'''
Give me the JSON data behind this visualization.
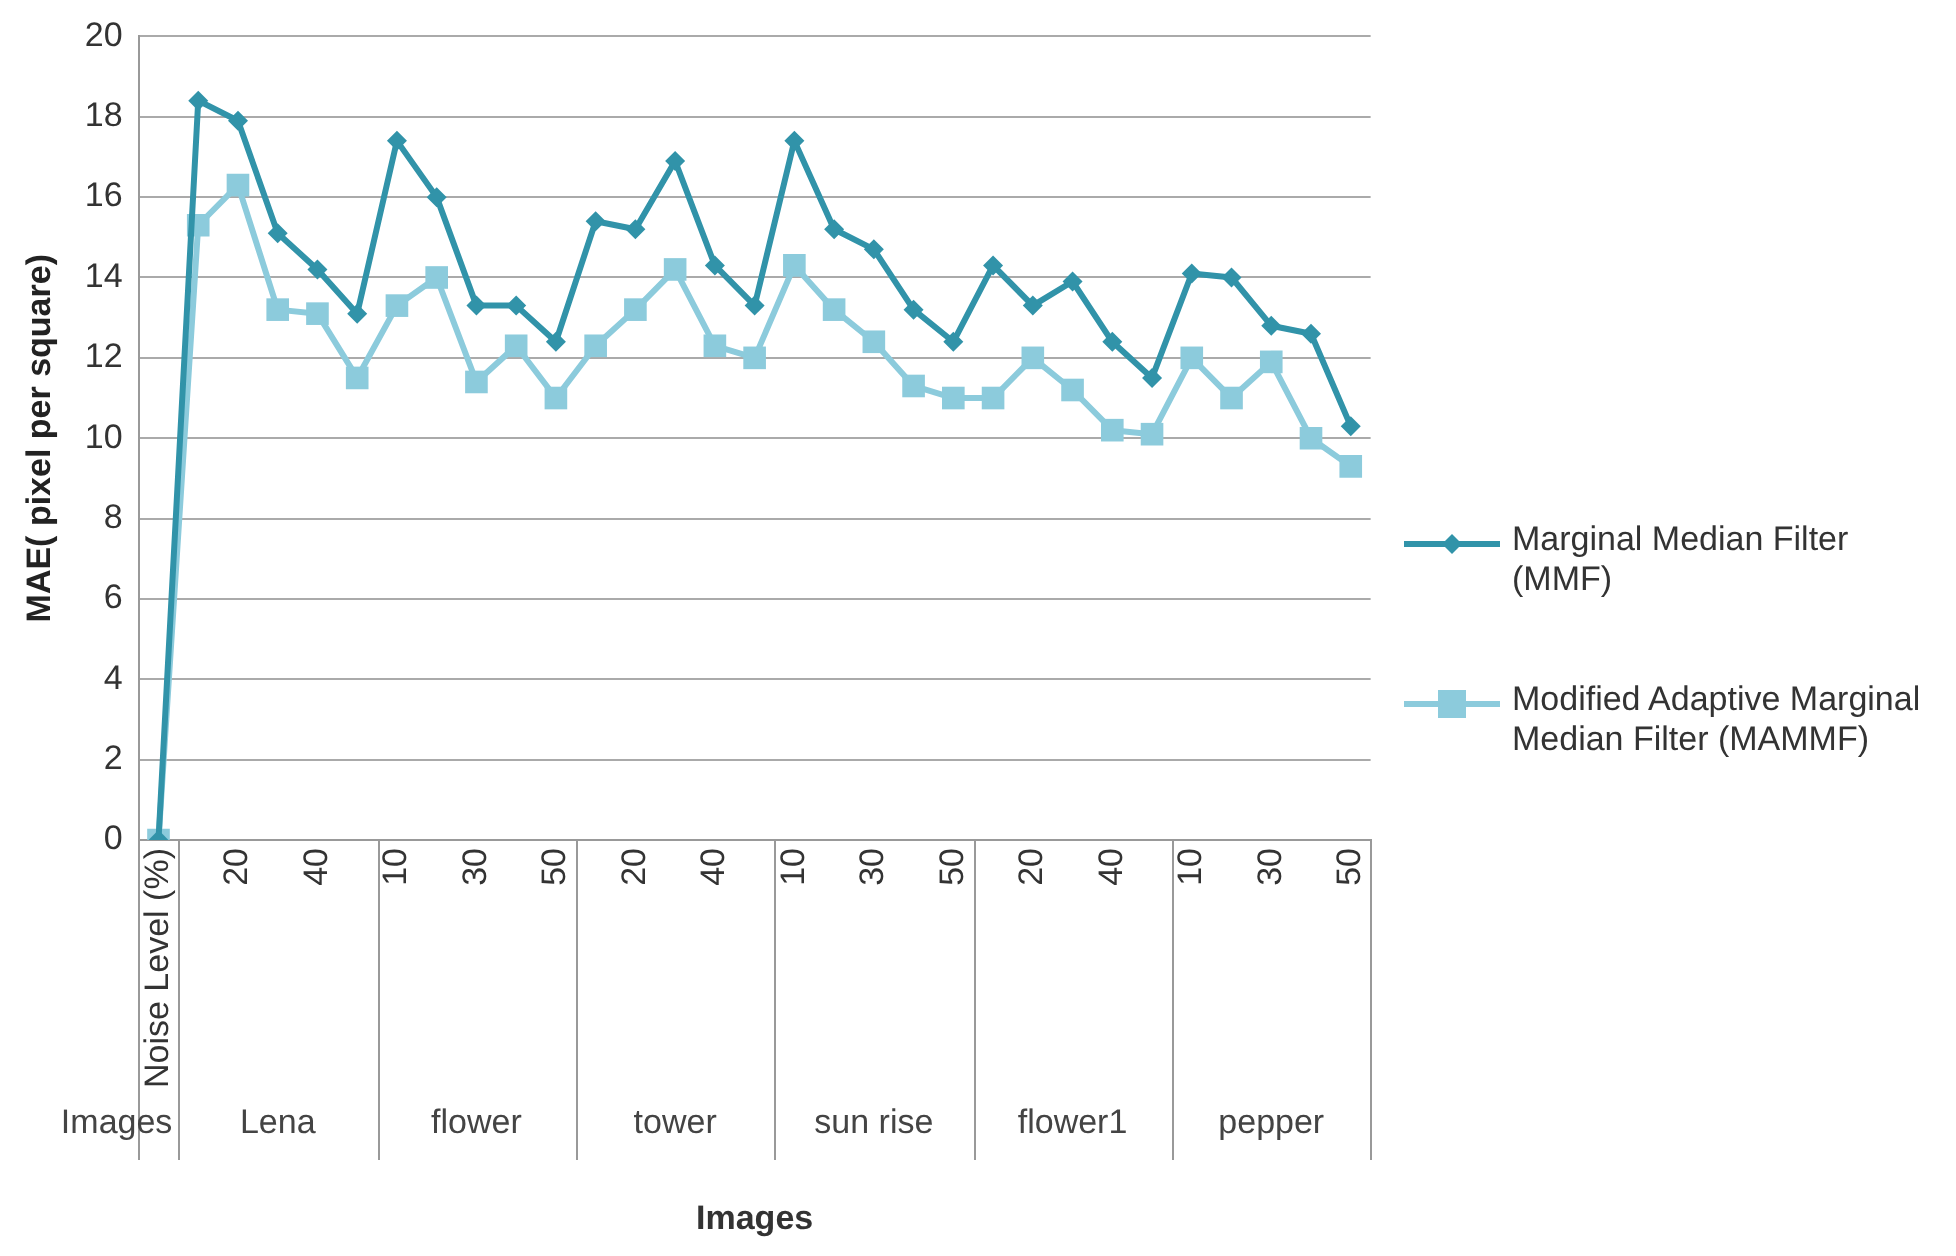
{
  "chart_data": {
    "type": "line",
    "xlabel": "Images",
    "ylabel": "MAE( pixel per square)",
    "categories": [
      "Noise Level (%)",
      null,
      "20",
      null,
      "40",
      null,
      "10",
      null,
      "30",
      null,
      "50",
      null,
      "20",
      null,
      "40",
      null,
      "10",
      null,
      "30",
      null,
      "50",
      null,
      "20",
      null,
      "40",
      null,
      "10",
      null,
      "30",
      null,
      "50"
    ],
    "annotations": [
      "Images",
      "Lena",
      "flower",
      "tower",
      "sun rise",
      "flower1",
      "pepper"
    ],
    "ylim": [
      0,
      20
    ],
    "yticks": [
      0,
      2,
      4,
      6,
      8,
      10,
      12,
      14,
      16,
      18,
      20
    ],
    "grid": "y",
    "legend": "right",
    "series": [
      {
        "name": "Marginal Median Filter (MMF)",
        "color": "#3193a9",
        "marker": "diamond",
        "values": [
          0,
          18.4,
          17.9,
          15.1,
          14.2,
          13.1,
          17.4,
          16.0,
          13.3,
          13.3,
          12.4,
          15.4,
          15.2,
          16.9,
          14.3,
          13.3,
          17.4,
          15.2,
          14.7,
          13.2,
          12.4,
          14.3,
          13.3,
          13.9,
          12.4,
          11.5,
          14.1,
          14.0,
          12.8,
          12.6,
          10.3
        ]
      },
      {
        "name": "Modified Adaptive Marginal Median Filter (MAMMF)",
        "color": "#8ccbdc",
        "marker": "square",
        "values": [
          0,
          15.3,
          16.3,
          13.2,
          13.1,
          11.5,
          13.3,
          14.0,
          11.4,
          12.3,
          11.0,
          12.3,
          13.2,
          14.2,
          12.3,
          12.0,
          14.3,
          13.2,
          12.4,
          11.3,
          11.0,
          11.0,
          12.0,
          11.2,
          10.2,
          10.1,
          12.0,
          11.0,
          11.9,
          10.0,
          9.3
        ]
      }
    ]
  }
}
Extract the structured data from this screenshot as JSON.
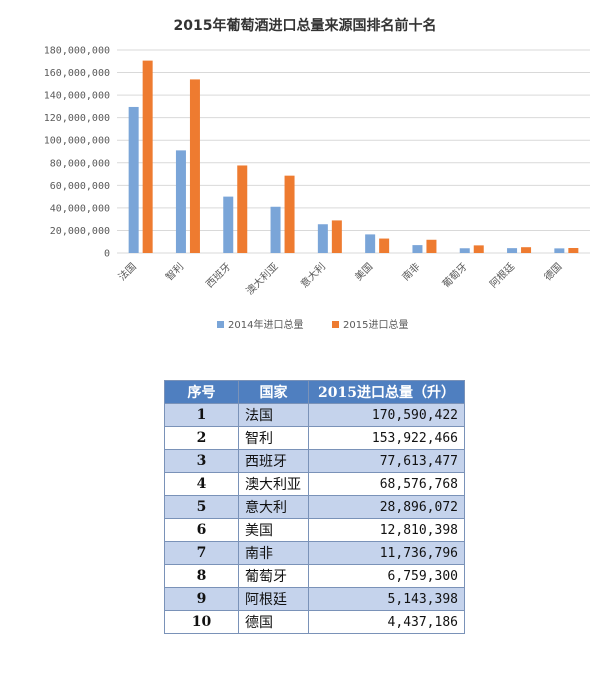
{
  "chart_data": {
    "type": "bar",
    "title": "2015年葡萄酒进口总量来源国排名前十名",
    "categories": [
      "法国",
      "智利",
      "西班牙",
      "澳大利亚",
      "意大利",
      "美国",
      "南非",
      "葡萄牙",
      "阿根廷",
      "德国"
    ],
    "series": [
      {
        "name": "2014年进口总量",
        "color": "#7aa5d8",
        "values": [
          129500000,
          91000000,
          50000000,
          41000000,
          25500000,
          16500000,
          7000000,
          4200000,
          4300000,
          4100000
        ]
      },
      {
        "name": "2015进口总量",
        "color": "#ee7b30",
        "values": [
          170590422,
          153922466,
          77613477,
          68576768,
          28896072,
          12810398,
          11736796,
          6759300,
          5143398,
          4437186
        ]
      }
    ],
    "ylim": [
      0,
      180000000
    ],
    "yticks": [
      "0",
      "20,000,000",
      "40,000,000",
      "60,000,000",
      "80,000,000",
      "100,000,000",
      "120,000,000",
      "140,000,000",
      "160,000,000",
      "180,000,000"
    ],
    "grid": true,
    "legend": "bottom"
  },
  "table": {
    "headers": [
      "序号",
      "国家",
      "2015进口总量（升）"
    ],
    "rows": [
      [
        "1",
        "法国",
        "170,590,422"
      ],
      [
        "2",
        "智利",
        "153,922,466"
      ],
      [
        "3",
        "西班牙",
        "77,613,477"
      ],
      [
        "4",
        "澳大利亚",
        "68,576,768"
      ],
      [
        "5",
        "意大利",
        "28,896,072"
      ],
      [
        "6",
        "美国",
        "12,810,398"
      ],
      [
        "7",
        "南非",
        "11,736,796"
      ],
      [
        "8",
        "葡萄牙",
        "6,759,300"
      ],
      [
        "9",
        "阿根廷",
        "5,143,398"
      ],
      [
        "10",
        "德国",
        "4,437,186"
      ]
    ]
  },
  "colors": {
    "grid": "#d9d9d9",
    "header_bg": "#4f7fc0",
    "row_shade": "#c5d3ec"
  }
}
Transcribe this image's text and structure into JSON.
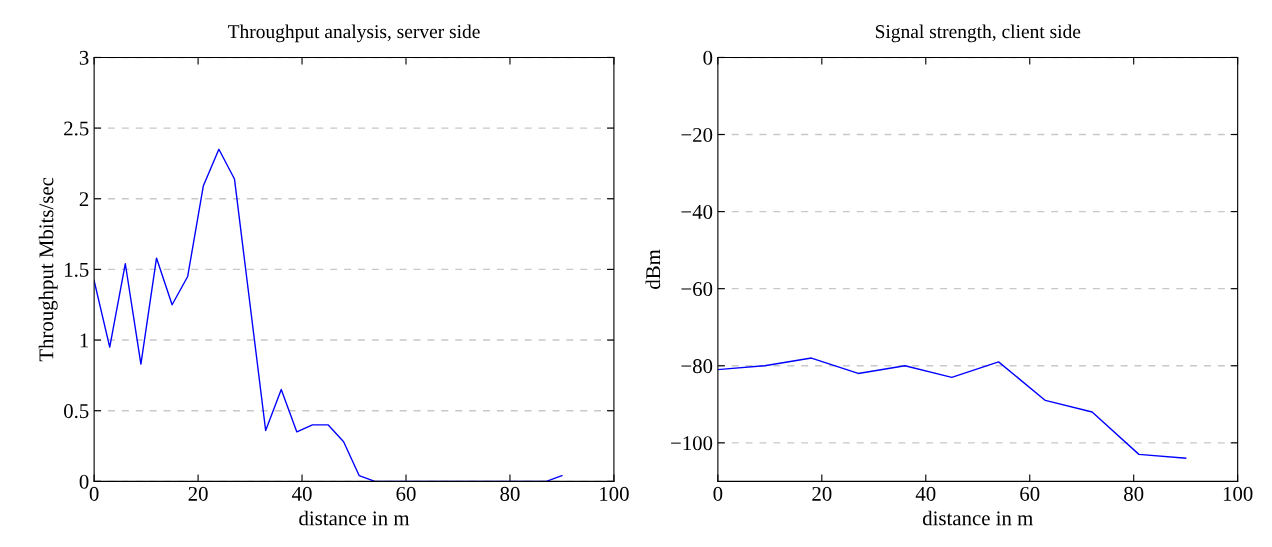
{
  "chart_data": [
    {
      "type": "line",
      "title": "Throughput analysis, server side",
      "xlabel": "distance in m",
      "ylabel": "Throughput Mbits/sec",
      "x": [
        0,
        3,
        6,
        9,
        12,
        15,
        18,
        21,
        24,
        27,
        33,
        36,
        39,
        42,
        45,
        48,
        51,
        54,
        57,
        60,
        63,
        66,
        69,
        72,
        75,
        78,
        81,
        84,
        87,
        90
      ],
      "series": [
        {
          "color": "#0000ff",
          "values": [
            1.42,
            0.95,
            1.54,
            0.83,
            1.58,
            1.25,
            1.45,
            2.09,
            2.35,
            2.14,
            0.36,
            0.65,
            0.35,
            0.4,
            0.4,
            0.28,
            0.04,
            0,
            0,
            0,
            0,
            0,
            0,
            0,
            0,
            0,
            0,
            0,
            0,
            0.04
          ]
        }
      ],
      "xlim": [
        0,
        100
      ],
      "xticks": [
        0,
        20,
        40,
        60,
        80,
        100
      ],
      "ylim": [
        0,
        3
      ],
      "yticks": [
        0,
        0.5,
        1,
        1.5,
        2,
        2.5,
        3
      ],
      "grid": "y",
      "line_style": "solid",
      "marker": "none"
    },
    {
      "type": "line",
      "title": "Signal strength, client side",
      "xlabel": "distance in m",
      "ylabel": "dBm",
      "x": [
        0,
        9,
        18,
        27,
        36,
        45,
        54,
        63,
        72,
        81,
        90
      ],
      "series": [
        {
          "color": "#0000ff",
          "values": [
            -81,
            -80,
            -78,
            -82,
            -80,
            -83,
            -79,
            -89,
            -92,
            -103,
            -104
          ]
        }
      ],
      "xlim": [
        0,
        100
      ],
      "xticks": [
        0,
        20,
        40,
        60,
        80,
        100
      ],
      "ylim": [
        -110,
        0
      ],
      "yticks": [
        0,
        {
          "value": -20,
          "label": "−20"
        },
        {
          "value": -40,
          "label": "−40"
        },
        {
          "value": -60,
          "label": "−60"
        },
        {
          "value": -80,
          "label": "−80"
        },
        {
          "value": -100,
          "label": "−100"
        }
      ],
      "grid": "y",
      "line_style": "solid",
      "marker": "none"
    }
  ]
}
'''
**Work to be completed:** Word for word, quote the full listing, omitting every picture.

**Exercise answer:**
Give me the JSON data behind this visualization.
{
  "chart_data": {
    "type": "line",
    "xlabel": "Images",
    "ylabel": "MAE( pixel per square)",
    "categories": [
      "Noise Level (%)",
      null,
      "20",
      null,
      "40",
      null,
      "10",
      null,
      "30",
      null,
      "50",
      null,
      "20",
      null,
      "40",
      null,
      "10",
      null,
      "30",
      null,
      "50",
      null,
      "20",
      null,
      "40",
      null,
      "10",
      null,
      "30",
      null,
      "50"
    ],
    "annotations": [
      "Images",
      "Lena",
      "flower",
      "tower",
      "sun rise",
      "flower1",
      "pepper"
    ],
    "ylim": [
      0,
      20
    ],
    "yticks": [
      0,
      2,
      4,
      6,
      8,
      10,
      12,
      14,
      16,
      18,
      20
    ],
    "grid": "y",
    "legend": "right",
    "series": [
      {
        "name": "Marginal Median Filter (MMF)",
        "color": "#3193a9",
        "marker": "diamond",
        "values": [
          0,
          18.4,
          17.9,
          15.1,
          14.2,
          13.1,
          17.4,
          16.0,
          13.3,
          13.3,
          12.4,
          15.4,
          15.2,
          16.9,
          14.3,
          13.3,
          17.4,
          15.2,
          14.7,
          13.2,
          12.4,
          14.3,
          13.3,
          13.9,
          12.4,
          11.5,
          14.1,
          14.0,
          12.8,
          12.6,
          10.3
        ]
      },
      {
        "name": "Modified Adaptive Marginal Median Filter (MAMMF)",
        "color": "#8ccbdc",
        "marker": "square",
        "values": [
          0,
          15.3,
          16.3,
          13.2,
          13.1,
          11.5,
          13.3,
          14.0,
          11.4,
          12.3,
          11.0,
          12.3,
          13.2,
          14.2,
          12.3,
          12.0,
          14.3,
          13.2,
          12.4,
          11.3,
          11.0,
          11.0,
          12.0,
          11.2,
          10.2,
          10.1,
          12.0,
          11.0,
          11.9,
          10.0,
          9.3
        ]
      }
    ]
  }
}
Extract the structured data from this screenshot as JSON.
{
  "chart_data": {
    "type": "bar",
    "title": "2015年葡萄酒进口总量来源国排名前十名",
    "categories": [
      "法国",
      "智利",
      "西班牙",
      "澳大利亚",
      "意大利",
      "美国",
      "南非",
      "葡萄牙",
      "阿根廷",
      "德国"
    ],
    "series": [
      {
        "name": "2014年进口总量",
        "color": "#7aa5d8",
        "values": [
          129500000,
          91000000,
          50000000,
          41000000,
          25500000,
          16500000,
          7000000,
          4200000,
          4300000,
          4100000
        ]
      },
      {
        "name": "2015进口总量",
        "color": "#ee7b30",
        "values": [
          170590422,
          153922466,
          77613477,
          68576768,
          28896072,
          12810398,
          11736796,
          6759300,
          5143398,
          4437186
        ]
      }
    ],
    "ylim": [
      0,
      180000000
    ],
    "yticks": [
      "0",
      "20,000,000",
      "40,000,000",
      "60,000,000",
      "80,000,000",
      "100,000,000",
      "120,000,000",
      "140,000,000",
      "160,000,000",
      "180,000,000"
    ],
    "grid": true,
    "legend": "bottom"
  },
  "table": {
    "headers": [
      "序号",
      "国家",
      "2015进口总量（升）"
    ],
    "rows": [
      [
        "1",
        "法国",
        "170,590,422"
      ],
      [
        "2",
        "智利",
        "153,922,466"
      ],
      [
        "3",
        "西班牙",
        "77,613,477"
      ],
      [
        "4",
        "澳大利亚",
        "68,576,768"
      ],
      [
        "5",
        "意大利",
        "28,896,072"
      ],
      [
        "6",
        "美国",
        "12,810,398"
      ],
      [
        "7",
        "南非",
        "11,736,796"
      ],
      [
        "8",
        "葡萄牙",
        "6,759,300"
      ],
      [
        "9",
        "阿根廷",
        "5,143,398"
      ],
      [
        "10",
        "德国",
        "4,437,186"
      ]
    ]
  },
  "colors": {
    "grid": "#d9d9d9",
    "header_bg": "#4f7fc0",
    "row_shade": "#c5d3ec"
  }
}
Transcribe this image's text and structure into JSON.
{
  "chart_data": [
    {
      "type": "line",
      "title": "Throughput analysis, server side",
      "xlabel": "distance in m",
      "ylabel": "Throughput Mbits/sec",
      "x": [
        0,
        3,
        6,
        9,
        12,
        15,
        18,
        21,
        24,
        27,
        33,
        36,
        39,
        42,
        45,
        48,
        51,
        54,
        57,
        60,
        63,
        66,
        69,
        72,
        75,
        78,
        81,
        84,
        87,
        90
      ],
      "series": [
        {
          "color": "#0000ff",
          "values": [
            1.42,
            0.95,
            1.54,
            0.83,
            1.58,
            1.25,
            1.45,
            2.09,
            2.35,
            2.14,
            0.36,
            0.65,
            0.35,
            0.4,
            0.4,
            0.28,
            0.04,
            0,
            0,
            0,
            0,
            0,
            0,
            0,
            0,
            0,
            0,
            0,
            0,
            0.04
          ]
        }
      ],
      "xlim": [
        0,
        100
      ],
      "xticks": [
        0,
        20,
        40,
        60,
        80,
        100
      ],
      "ylim": [
        0,
        3
      ],
      "yticks": [
        0,
        0.5,
        1,
        1.5,
        2,
        2.5,
        3
      ],
      "grid": "y",
      "line_style": "solid",
      "marker": "none"
    },
    {
      "type": "line",
      "title": "Signal strength, client side",
      "xlabel": "distance in m",
      "ylabel": "dBm",
      "x": [
        0,
        9,
        18,
        27,
        36,
        45,
        54,
        63,
        72,
        81,
        90
      ],
      "series": [
        {
          "color": "#0000ff",
          "values": [
            -81,
            -80,
            -78,
            -82,
            -80,
            -83,
            -79,
            -89,
            -92,
            -103,
            -104
          ]
        }
      ],
      "xlim": [
        0,
        100
      ],
      "xticks": [
        0,
        20,
        40,
        60,
        80,
        100
      ],
      "ylim": [
        -110,
        0
      ],
      "yticks": [
        0,
        {
          "value": -20,
          "label": "−20"
        },
        {
          "value": -40,
          "label": "−40"
        },
        {
          "value": -60,
          "label": "−60"
        },
        {
          "value": -80,
          "label": "−80"
        },
        {
          "value": -100,
          "label": "−100"
        }
      ],
      "grid": "y",
      "line_style": "solid",
      "marker": "none"
    }
  ]
}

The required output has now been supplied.